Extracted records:
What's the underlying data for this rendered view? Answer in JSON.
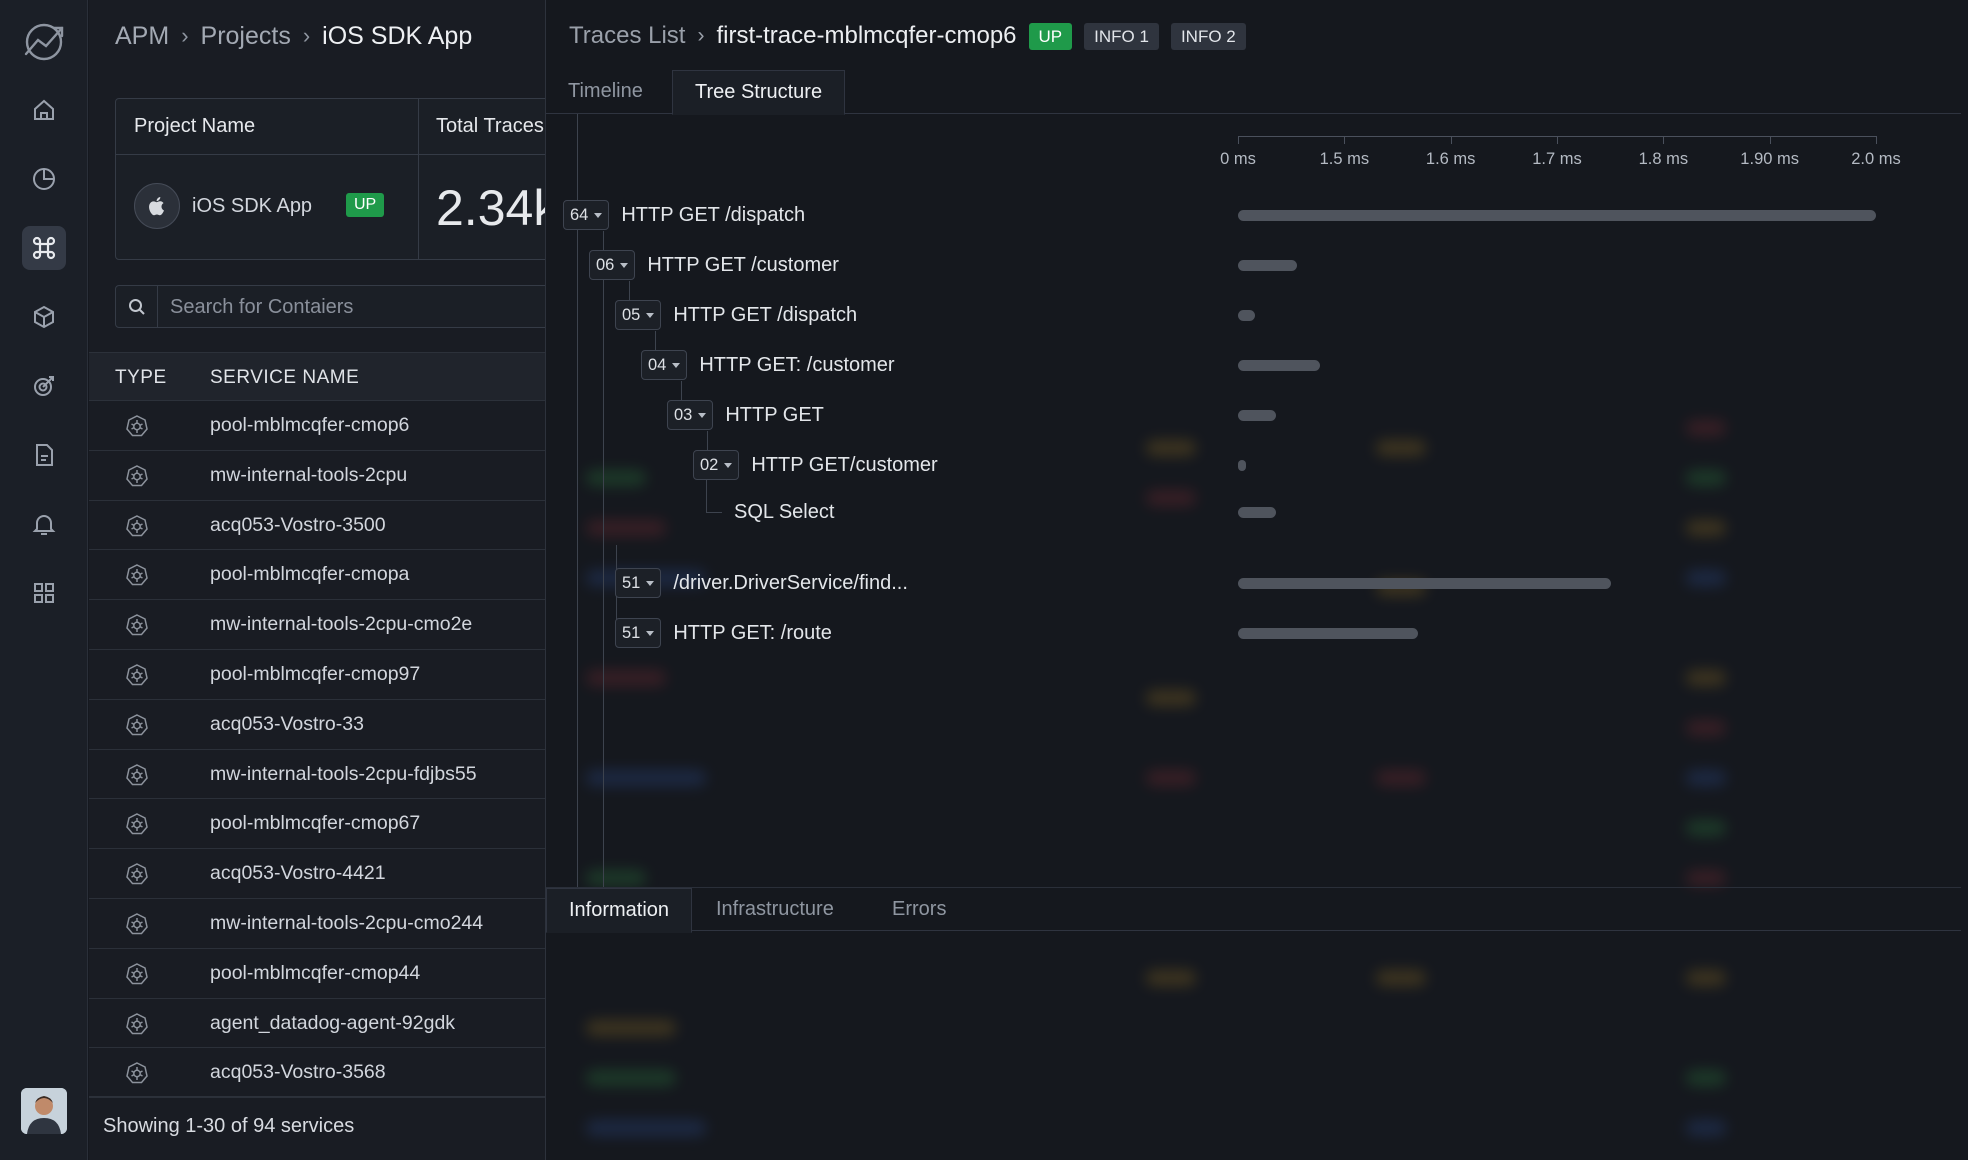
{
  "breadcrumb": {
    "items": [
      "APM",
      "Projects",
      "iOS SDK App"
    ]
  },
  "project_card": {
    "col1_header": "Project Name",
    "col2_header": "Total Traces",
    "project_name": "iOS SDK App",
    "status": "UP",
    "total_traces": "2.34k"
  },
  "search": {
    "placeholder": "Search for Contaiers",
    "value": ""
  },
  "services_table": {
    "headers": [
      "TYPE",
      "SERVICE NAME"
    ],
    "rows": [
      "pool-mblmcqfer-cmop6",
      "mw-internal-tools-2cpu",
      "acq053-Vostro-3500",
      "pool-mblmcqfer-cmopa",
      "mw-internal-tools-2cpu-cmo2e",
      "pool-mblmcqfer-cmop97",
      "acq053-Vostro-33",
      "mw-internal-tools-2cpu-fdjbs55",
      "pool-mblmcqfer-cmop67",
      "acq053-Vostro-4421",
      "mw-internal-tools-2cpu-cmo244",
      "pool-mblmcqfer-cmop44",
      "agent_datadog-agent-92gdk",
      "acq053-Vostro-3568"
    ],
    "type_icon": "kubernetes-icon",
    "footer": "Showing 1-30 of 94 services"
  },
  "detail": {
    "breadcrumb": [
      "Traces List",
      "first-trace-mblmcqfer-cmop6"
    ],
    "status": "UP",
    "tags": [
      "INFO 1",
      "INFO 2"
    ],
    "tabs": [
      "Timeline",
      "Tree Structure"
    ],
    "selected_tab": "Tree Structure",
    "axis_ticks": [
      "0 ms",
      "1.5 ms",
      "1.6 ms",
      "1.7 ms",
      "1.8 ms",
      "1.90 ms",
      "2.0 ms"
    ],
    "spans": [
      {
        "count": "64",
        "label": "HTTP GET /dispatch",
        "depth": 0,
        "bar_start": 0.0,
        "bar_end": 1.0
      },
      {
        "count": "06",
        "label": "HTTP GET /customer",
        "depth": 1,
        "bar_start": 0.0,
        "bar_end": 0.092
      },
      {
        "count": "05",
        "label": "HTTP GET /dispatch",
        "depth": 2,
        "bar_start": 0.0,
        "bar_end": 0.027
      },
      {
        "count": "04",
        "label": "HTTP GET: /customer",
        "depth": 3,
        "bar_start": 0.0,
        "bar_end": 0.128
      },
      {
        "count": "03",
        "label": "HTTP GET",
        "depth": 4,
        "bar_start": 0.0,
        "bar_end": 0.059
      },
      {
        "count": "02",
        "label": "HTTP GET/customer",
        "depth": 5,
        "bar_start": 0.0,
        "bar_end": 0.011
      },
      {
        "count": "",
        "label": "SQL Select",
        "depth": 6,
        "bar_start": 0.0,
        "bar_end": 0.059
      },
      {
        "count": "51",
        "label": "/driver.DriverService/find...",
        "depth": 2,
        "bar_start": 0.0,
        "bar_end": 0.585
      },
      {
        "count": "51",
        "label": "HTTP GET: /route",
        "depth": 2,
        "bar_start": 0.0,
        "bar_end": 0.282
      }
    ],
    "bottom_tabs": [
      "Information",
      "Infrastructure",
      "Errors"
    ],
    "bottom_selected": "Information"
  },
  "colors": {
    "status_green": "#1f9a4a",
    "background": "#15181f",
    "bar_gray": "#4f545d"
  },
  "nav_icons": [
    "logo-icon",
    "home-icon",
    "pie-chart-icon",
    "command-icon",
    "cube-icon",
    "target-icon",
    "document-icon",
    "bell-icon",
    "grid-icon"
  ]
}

# WORK TO BE COMPLETED
Leave out the pictures and restate everything else word for word.

# SOLUTION BELOW
What's the underlying data for this rendered view? Answer in JSON.
{
  "breadcrumb": {
    "items": [
      "APM",
      "Projects",
      "iOS SDK App"
    ]
  },
  "project_card": {
    "col1_header": "Project Name",
    "col2_header": "Total Traces",
    "project_name": "iOS SDK App",
    "status": "UP",
    "total_traces": "2.34k"
  },
  "search": {
    "placeholder": "Search for Contaiers",
    "value": ""
  },
  "services_table": {
    "headers": [
      "TYPE",
      "SERVICE NAME"
    ],
    "rows": [
      "pool-mblmcqfer-cmop6",
      "mw-internal-tools-2cpu",
      "acq053-Vostro-3500",
      "pool-mblmcqfer-cmopa",
      "mw-internal-tools-2cpu-cmo2e",
      "pool-mblmcqfer-cmop97",
      "acq053-Vostro-33",
      "mw-internal-tools-2cpu-fdjbs55",
      "pool-mblmcqfer-cmop67",
      "acq053-Vostro-4421",
      "mw-internal-tools-2cpu-cmo244",
      "pool-mblmcqfer-cmop44",
      "agent_datadog-agent-92gdk",
      "acq053-Vostro-3568"
    ],
    "type_icon": "kubernetes-icon",
    "footer": "Showing 1-30 of 94 services"
  },
  "detail": {
    "breadcrumb": [
      "Traces List",
      "first-trace-mblmcqfer-cmop6"
    ],
    "status": "UP",
    "tags": [
      "INFO 1",
      "INFO 2"
    ],
    "tabs": [
      "Timeline",
      "Tree Structure"
    ],
    "selected_tab": "Tree Structure",
    "axis_ticks": [
      "0 ms",
      "1.5 ms",
      "1.6 ms",
      "1.7 ms",
      "1.8 ms",
      "1.90 ms",
      "2.0 ms"
    ],
    "spans": [
      {
        "count": "64",
        "label": "HTTP GET /dispatch",
        "depth": 0,
        "bar_start": 0.0,
        "bar_end": 1.0
      },
      {
        "count": "06",
        "label": "HTTP GET /customer",
        "depth": 1,
        "bar_start": 0.0,
        "bar_end": 0.092
      },
      {
        "count": "05",
        "label": "HTTP GET /dispatch",
        "depth": 2,
        "bar_start": 0.0,
        "bar_end": 0.027
      },
      {
        "count": "04",
        "label": "HTTP GET: /customer",
        "depth": 3,
        "bar_start": 0.0,
        "bar_end": 0.128
      },
      {
        "count": "03",
        "label": "HTTP GET",
        "depth": 4,
        "bar_start": 0.0,
        "bar_end": 0.059
      },
      {
        "count": "02",
        "label": "HTTP GET/customer",
        "depth": 5,
        "bar_start": 0.0,
        "bar_end": 0.011
      },
      {
        "count": "",
        "label": "SQL Select",
        "depth": 6,
        "bar_start": 0.0,
        "bar_end": 0.059
      },
      {
        "count": "51",
        "label": "/driver.DriverService/find...",
        "depth": 2,
        "bar_start": 0.0,
        "bar_end": 0.585
      },
      {
        "count": "51",
        "label": "HTTP GET: /route",
        "depth": 2,
        "bar_start": 0.0,
        "bar_end": 0.282
      }
    ],
    "bottom_tabs": [
      "Information",
      "Infrastructure",
      "Errors"
    ],
    "bottom_selected": "Information"
  },
  "colors": {
    "status_green": "#1f9a4a",
    "background": "#15181f",
    "bar_gray": "#4f545d"
  },
  "nav_icons": [
    "logo-icon",
    "home-icon",
    "pie-chart-icon",
    "command-icon",
    "cube-icon",
    "target-icon",
    "document-icon",
    "bell-icon",
    "grid-icon"
  ]
}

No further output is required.